> _Direction_: Draw out every line with the word "ylabel" from the listing below.

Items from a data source
-- BEGIN --

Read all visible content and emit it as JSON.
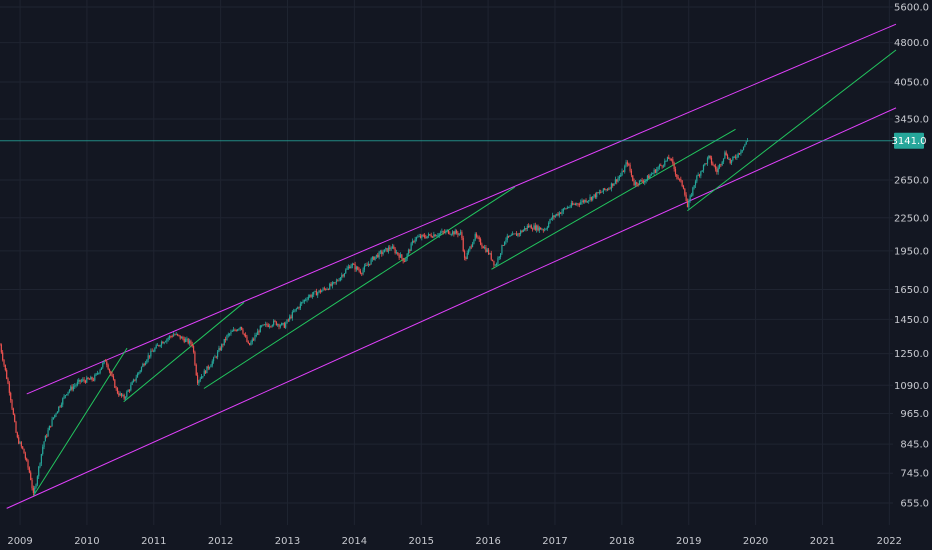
{
  "chart_data": {
    "type": "candlestick",
    "title": "",
    "xlabel": "",
    "ylabel": "",
    "y_scale": "log",
    "ylim": [
      630,
      5650
    ],
    "xlim": [
      2008.7,
      2022.1
    ],
    "grid": true,
    "background": "#131722",
    "x_ticks": [
      "2009",
      "2010",
      "2011",
      "2012",
      "2013",
      "2014",
      "2015",
      "2016",
      "2017",
      "2018",
      "2019",
      "2020",
      "2021",
      "2022"
    ],
    "y_ticks": [
      "655.0",
      "745.0",
      "845.0",
      "965.0",
      "1090.0",
      "1250.0",
      "1450.0",
      "1650.0",
      "1950.0",
      "2250.0",
      "2650.0",
      "3450.0",
      "4050.0",
      "4800.0",
      "5600.0"
    ],
    "current_price": {
      "label": "3141.0",
      "value": 3141,
      "color": "#26a69a"
    },
    "colors": {
      "up": "#26a69a",
      "down": "#ef5350",
      "channel": "#e040fb",
      "trend": "#22c55e"
    },
    "price_path": [
      [
        2008.7,
        1300
      ],
      [
        2008.85,
        1050
      ],
      [
        2008.95,
        870
      ],
      [
        2009.05,
        820
      ],
      [
        2009.15,
        740
      ],
      [
        2009.2,
        676
      ],
      [
        2009.35,
        850
      ],
      [
        2009.5,
        950
      ],
      [
        2009.7,
        1060
      ],
      [
        2009.9,
        1110
      ],
      [
        2010.1,
        1120
      ],
      [
        2010.28,
        1217
      ],
      [
        2010.45,
        1060
      ],
      [
        2010.55,
        1030
      ],
      [
        2010.7,
        1110
      ],
      [
        2010.9,
        1230
      ],
      [
        2011.1,
        1310
      ],
      [
        2011.3,
        1360
      ],
      [
        2011.45,
        1330
      ],
      [
        2011.58,
        1300
      ],
      [
        2011.65,
        1110
      ],
      [
        2011.75,
        1150
      ],
      [
        2011.9,
        1220
      ],
      [
        2012.1,
        1350
      ],
      [
        2012.3,
        1410
      ],
      [
        2012.42,
        1290
      ],
      [
        2012.6,
        1400
      ],
      [
        2012.8,
        1430
      ],
      [
        2012.95,
        1410
      ],
      [
        2013.1,
        1500
      ],
      [
        2013.3,
        1600
      ],
      [
        2013.5,
        1640
      ],
      [
        2013.7,
        1690
      ],
      [
        2013.95,
        1840
      ],
      [
        2014.1,
        1780
      ],
      [
        2014.3,
        1900
      ],
      [
        2014.55,
        1980
      ],
      [
        2014.75,
        1870
      ],
      [
        2014.9,
        2060
      ],
      [
        2015.1,
        2080
      ],
      [
        2015.4,
        2120
      ],
      [
        2015.6,
        2100
      ],
      [
        2015.65,
        1870
      ],
      [
        2015.8,
        2080
      ],
      [
        2016.0,
        1940
      ],
      [
        2016.11,
        1830
      ],
      [
        2016.25,
        2050
      ],
      [
        2016.45,
        2100
      ],
      [
        2016.6,
        2170
      ],
      [
        2016.85,
        2140
      ],
      [
        2016.95,
        2250
      ],
      [
        2017.2,
        2360
      ],
      [
        2017.5,
        2440
      ],
      [
        2017.8,
        2560
      ],
      [
        2018.0,
        2720
      ],
      [
        2018.08,
        2870
      ],
      [
        2018.18,
        2610
      ],
      [
        2018.35,
        2650
      ],
      [
        2018.55,
        2800
      ],
      [
        2018.72,
        2920
      ],
      [
        2018.82,
        2700
      ],
      [
        2018.93,
        2560
      ],
      [
        2018.98,
        2350
      ],
      [
        2019.1,
        2650
      ],
      [
        2019.3,
        2920
      ],
      [
        2019.42,
        2750
      ],
      [
        2019.55,
        2990
      ],
      [
        2019.62,
        2860
      ],
      [
        2019.75,
        2980
      ],
      [
        2019.88,
        3141
      ]
    ],
    "trendlines": [
      {
        "color": "#e040fb",
        "from": [
          2009.1,
          1050
        ],
        "to": [
          2022.1,
          5200
        ]
      },
      {
        "color": "#e040fb",
        "from": [
          2008.8,
          640
        ],
        "to": [
          2022.1,
          3620
        ]
      },
      {
        "color": "#22c55e",
        "from": [
          2009.2,
          676
        ],
        "to": [
          2010.6,
          1280
        ]
      },
      {
        "color": "#22c55e",
        "from": [
          2010.55,
          1015
        ],
        "to": [
          2012.35,
          1560
        ]
      },
      {
        "color": "#22c55e",
        "from": [
          2011.75,
          1075
        ],
        "to": [
          2016.4,
          2570
        ]
      },
      {
        "color": "#22c55e",
        "from": [
          2016.05,
          1800
        ],
        "to": [
          2019.7,
          3300
        ]
      },
      {
        "color": "#22c55e",
        "from": [
          2018.98,
          2320
        ],
        "to": [
          2022.1,
          4650
        ]
      }
    ]
  }
}
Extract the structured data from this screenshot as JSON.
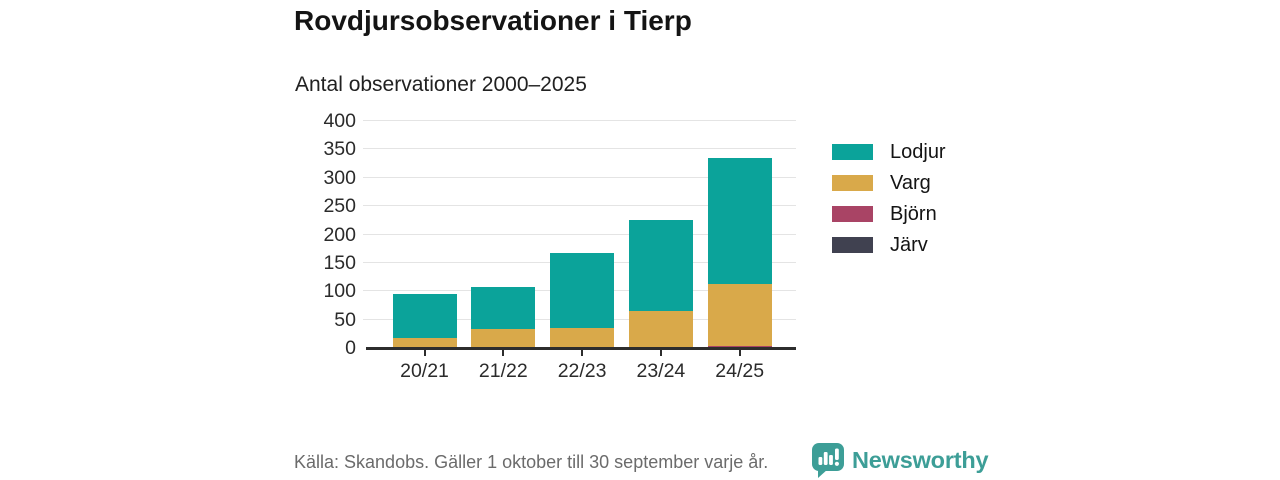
{
  "header": {
    "title": "Rovdjursobservationer i Tierp",
    "subtitle": "Antal observationer 2000–2025"
  },
  "chart_data": {
    "type": "bar",
    "stacked": true,
    "title": "Rovdjursobservationer i Tierp",
    "subtitle": "Antal observationer 2000–2025",
    "categories": [
      "20/21",
      "21/22",
      "22/23",
      "23/24",
      "24/25"
    ],
    "series": [
      {
        "name": "Lodjur",
        "color": "#0BA39A",
        "values": [
          77,
          75,
          133,
          161,
          223
        ]
      },
      {
        "name": "Varg",
        "color": "#D9A94A",
        "values": [
          18,
          33,
          35,
          65,
          108
        ]
      },
      {
        "name": "Björn",
        "color": "#A94465",
        "values": [
          0,
          0,
          0,
          0,
          3
        ]
      },
      {
        "name": "Järv",
        "color": "#404150",
        "values": [
          0,
          0,
          0,
          0,
          1
        ]
      }
    ],
    "totals": [
      95,
      108,
      168,
      226,
      335
    ],
    "xlabel": "",
    "ylabel": "",
    "ylim": [
      0,
      400
    ],
    "yticks": [
      0,
      50,
      100,
      150,
      200,
      250,
      300,
      350,
      400
    ],
    "grid": true,
    "legend_position": "right"
  },
  "footer": {
    "source": "Källa: Skandobs. Gäller 1 oktober till 30 september varje år.",
    "brand": "Newsworthy"
  },
  "colors": {
    "accent_teal": "#0BA39A",
    "gold": "#D9A94A",
    "maroon": "#A94465",
    "dark_slate": "#404150",
    "logo_teal": "#3D9E97",
    "text": "#141414",
    "muted_text": "#6B6B6B",
    "gridline": "#E4E4E4",
    "axis": "#2D2D2D"
  },
  "icons": {
    "brand_icon": "newsworthy-speech-bubble-barchart-icon"
  }
}
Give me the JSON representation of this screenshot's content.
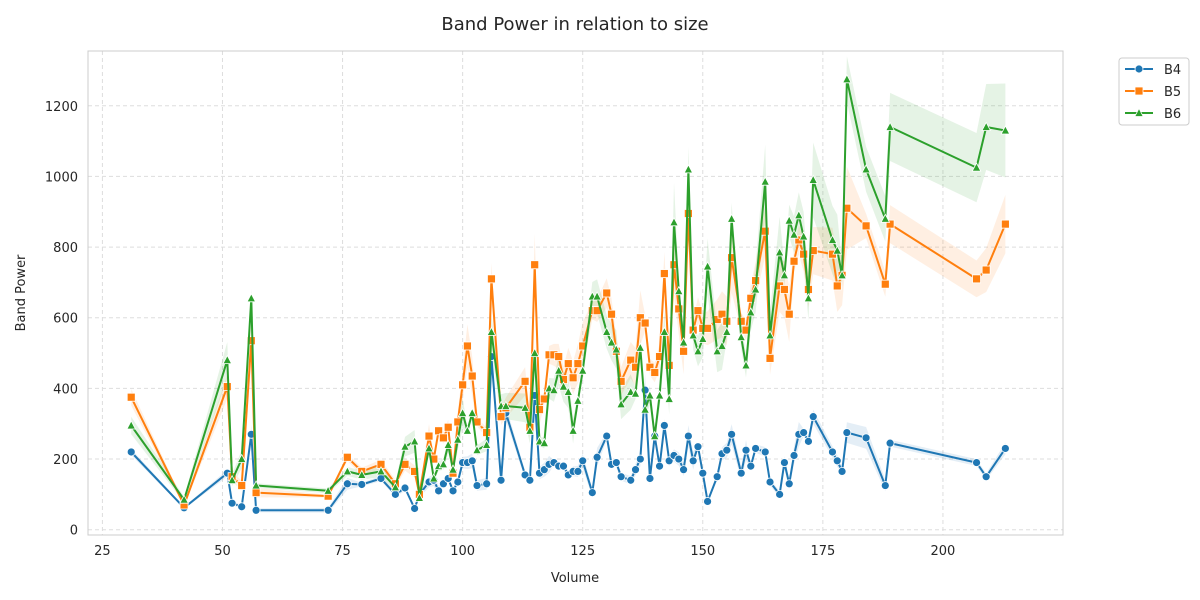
{
  "chart_data": {
    "type": "line",
    "title": "Band Power in relation to size",
    "xlabel": "Volume",
    "ylabel": "Band Power",
    "xlim": [
      22,
      225
    ],
    "ylim": [
      -15,
      1355
    ],
    "xticks": [
      25,
      50,
      75,
      100,
      125,
      150,
      175,
      200
    ],
    "yticks": [
      0,
      200,
      400,
      600,
      800,
      1000,
      1200
    ],
    "grid": true,
    "legend_position": "outside-top-right",
    "x": [
      31,
      42,
      51,
      52,
      54,
      56,
      57,
      72,
      76,
      79,
      83,
      86,
      88,
      90,
      91,
      93,
      94,
      95,
      96,
      97,
      98,
      99,
      100,
      101,
      102,
      103,
      105,
      106,
      108,
      109,
      113,
      114,
      115,
      116,
      117,
      118,
      119,
      120,
      121,
      122,
      123,
      124,
      125,
      127,
      128,
      130,
      131,
      132,
      133,
      135,
      136,
      137,
      138,
      139,
      140,
      141,
      142,
      143,
      144,
      145,
      146,
      147,
      148,
      149,
      150,
      151,
      153,
      154,
      155,
      156,
      158,
      159,
      160,
      161,
      163,
      164,
      166,
      167,
      168,
      169,
      170,
      171,
      172,
      173,
      177,
      178,
      179,
      180,
      184,
      188,
      189,
      207,
      209,
      213
    ],
    "series": [
      {
        "name": "B4",
        "color": "#1f77b4",
        "marker": "circle",
        "values": [
          220,
          62,
          160,
          75,
          65,
          270,
          55,
          55,
          130,
          128,
          145,
          100,
          118,
          60,
          100,
          135,
          140,
          110,
          130,
          145,
          110,
          135,
          190,
          190,
          195,
          125,
          130,
          490,
          140,
          330,
          155,
          140,
          380,
          160,
          170,
          185,
          190,
          180,
          180,
          155,
          165,
          165,
          195,
          105,
          205,
          265,
          185,
          190,
          150,
          140,
          170,
          200,
          395,
          145,
          265,
          180,
          295,
          195,
          210,
          200,
          170,
          265,
          195,
          235,
          160,
          80,
          150,
          215,
          225,
          270,
          160,
          225,
          180,
          230,
          220,
          135,
          100,
          190,
          130,
          210,
          270,
          275,
          250,
          320,
          220,
          195,
          165,
          275,
          260,
          125,
          245,
          190,
          150,
          230
        ]
      },
      {
        "name": "B5",
        "color": "#ff7f0e",
        "marker": "square",
        "values": [
          375,
          70,
          405,
          150,
          125,
          535,
          105,
          95,
          205,
          165,
          185,
          130,
          185,
          165,
          100,
          265,
          200,
          280,
          260,
          290,
          160,
          305,
          410,
          520,
          435,
          305,
          275,
          710,
          320,
          345,
          420,
          290,
          750,
          340,
          370,
          495,
          495,
          490,
          425,
          470,
          430,
          470,
          520,
          620,
          620,
          670,
          610,
          505,
          420,
          480,
          460,
          600,
          585,
          460,
          445,
          490,
          725,
          465,
          750,
          625,
          505,
          895,
          565,
          620,
          570,
          570,
          595,
          610,
          590,
          770,
          590,
          565,
          655,
          705,
          845,
          485,
          690,
          680,
          610,
          760,
          820,
          780,
          680,
          790,
          780,
          690,
          720,
          910,
          860,
          695,
          865,
          710,
          735,
          865
        ]
      },
      {
        "name": "B6",
        "color": "#2ca02c",
        "marker": "triangle",
        "values": [
          295,
          85,
          480,
          140,
          200,
          655,
          125,
          110,
          165,
          155,
          165,
          120,
          235,
          250,
          90,
          230,
          145,
          180,
          185,
          240,
          170,
          255,
          330,
          280,
          330,
          225,
          240,
          560,
          350,
          350,
          345,
          280,
          500,
          250,
          245,
          400,
          395,
          450,
          405,
          390,
          280,
          365,
          450,
          660,
          660,
          560,
          530,
          510,
          355,
          390,
          385,
          515,
          340,
          380,
          265,
          380,
          560,
          370,
          870,
          675,
          530,
          1020,
          550,
          505,
          540,
          745,
          505,
          520,
          560,
          880,
          545,
          465,
          615,
          680,
          985,
          550,
          785,
          720,
          875,
          835,
          890,
          830,
          655,
          990,
          820,
          790,
          720,
          1275,
          1020,
          880,
          1140,
          1025,
          1140,
          1130
        ]
      }
    ]
  }
}
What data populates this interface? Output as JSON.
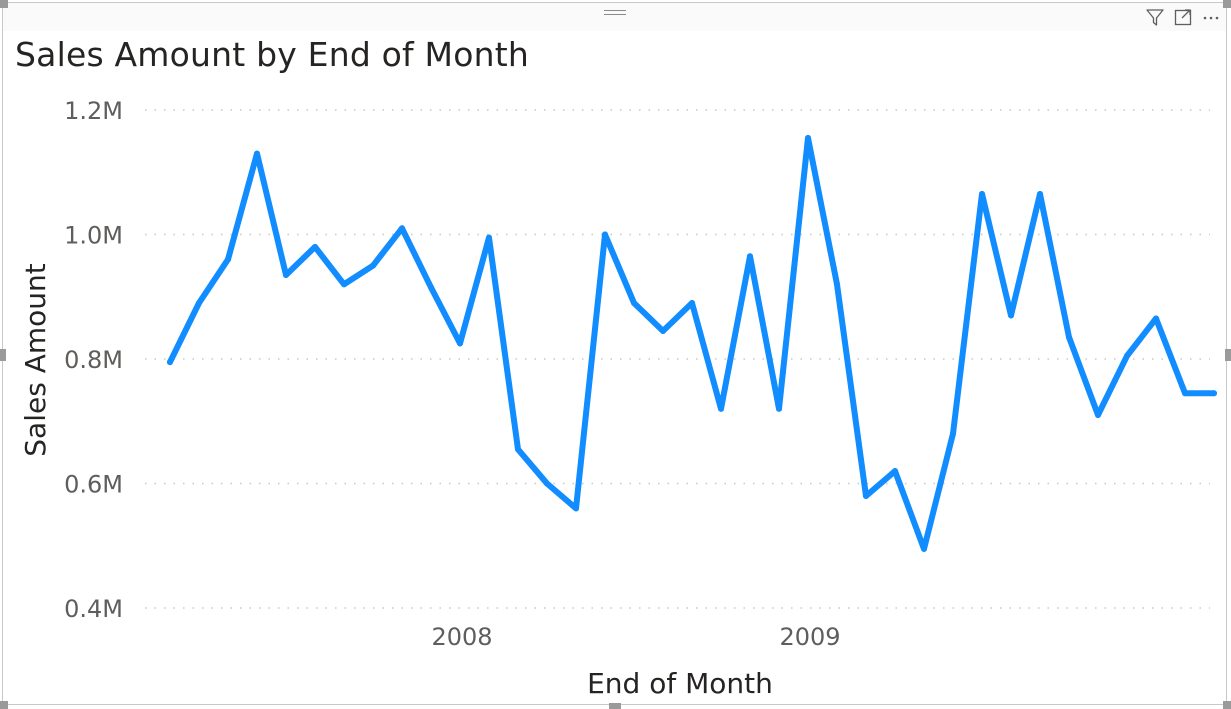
{
  "visual": {
    "header_icons": [
      {
        "name": "filter-icon"
      },
      {
        "name": "focus-mode-icon"
      },
      {
        "name": "more-options-icon"
      }
    ]
  },
  "chart_data": {
    "type": "line",
    "title": "Sales Amount by End of Month",
    "xlabel": "End of Month",
    "ylabel": "Sales Amount",
    "ylim": [
      0.4,
      1.2
    ],
    "yticks": [
      "0.4M",
      "0.6M",
      "0.8M",
      "1.0M",
      "1.2M"
    ],
    "ytick_values": [
      0.4,
      0.6,
      0.8,
      1.0,
      1.2
    ],
    "xticks": [
      "2008",
      "2009"
    ],
    "xtick_dates": [
      "2008-01",
      "2009-01"
    ],
    "grid": "dotted-horizontal",
    "line_color": "#118DFF",
    "series": [
      {
        "x": [
          "2007-03",
          "2007-04",
          "2007-05",
          "2007-06",
          "2007-07",
          "2007-08",
          "2007-09",
          "2007-10",
          "2007-11",
          "2007-12",
          "2008-01",
          "2008-02",
          "2008-03",
          "2008-04",
          "2008-05",
          "2008-06",
          "2008-07",
          "2008-08",
          "2008-09",
          "2008-10",
          "2008-11",
          "2008-12",
          "2009-01",
          "2009-02",
          "2009-03",
          "2009-04",
          "2009-05",
          "2009-06",
          "2009-07",
          "2009-08",
          "2009-09",
          "2009-10",
          "2009-11",
          "2009-12",
          "2010-01",
          "2010-02",
          "2010-03"
        ],
        "values": [
          0.795,
          0.89,
          0.96,
          1.13,
          0.935,
          0.98,
          0.92,
          0.95,
          1.01,
          0.915,
          0.825,
          0.995,
          0.655,
          0.6,
          0.56,
          1.0,
          0.89,
          0.845,
          0.89,
          0.72,
          0.965,
          0.72,
          1.155,
          0.92,
          0.58,
          0.62,
          0.495,
          0.68,
          1.065,
          0.87,
          1.065,
          0.835,
          0.71,
          0.805,
          0.865,
          0.745,
          0.745
        ]
      }
    ]
  }
}
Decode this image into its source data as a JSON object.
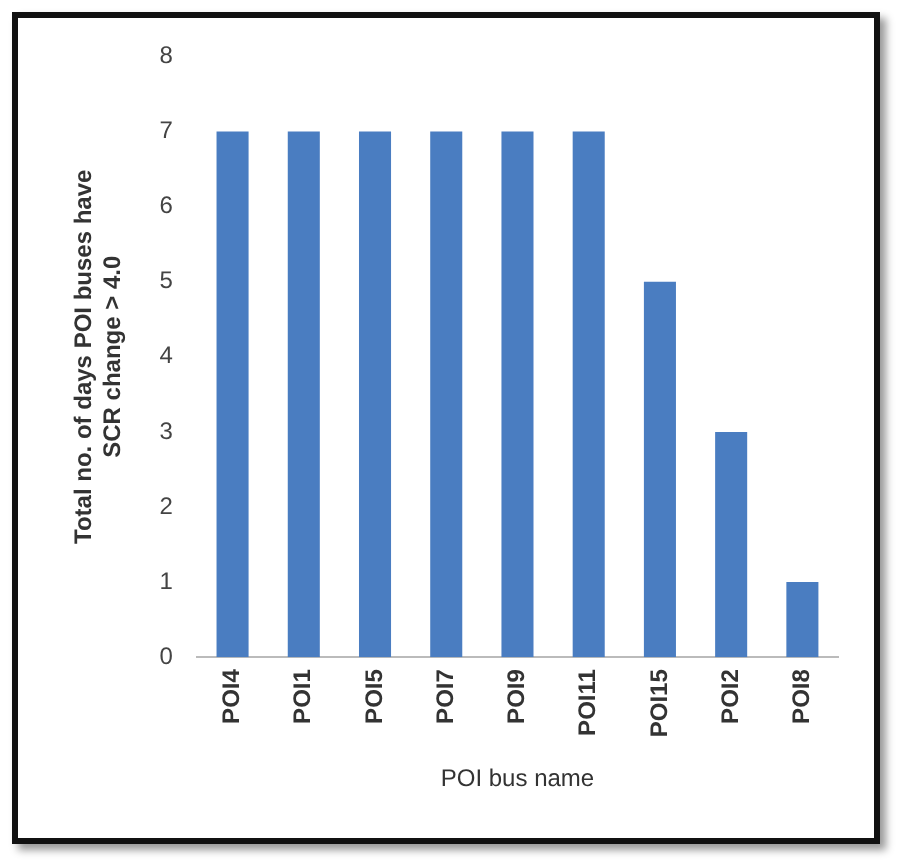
{
  "chart_data": {
    "type": "bar",
    "xlabel": "POI bus name",
    "ylabel": "Total no. of days POI buses have SCR change > 4.0",
    "categories": [
      "POI4",
      "POI1",
      "POI5",
      "POI7",
      "POI9",
      "POI11",
      "POI15",
      "POI2",
      "POI8"
    ],
    "values": [
      7,
      7,
      7,
      7,
      7,
      7,
      5,
      3,
      1
    ],
    "color": "#4a7dc1",
    "ylim": [
      0,
      8
    ],
    "yticks": [
      0,
      1,
      2,
      3,
      4,
      5,
      6,
      7,
      8
    ],
    "grid": false,
    "legend": false
  }
}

-- END --

> _Finished exercise_:
    "ylabel": "",
    "ylabel": "",
    "ylabel": "Band Power",
    "ylabel": "Sales Amount",
    "ylabel": "Total no. of days POI buses have SCR change > 4.0",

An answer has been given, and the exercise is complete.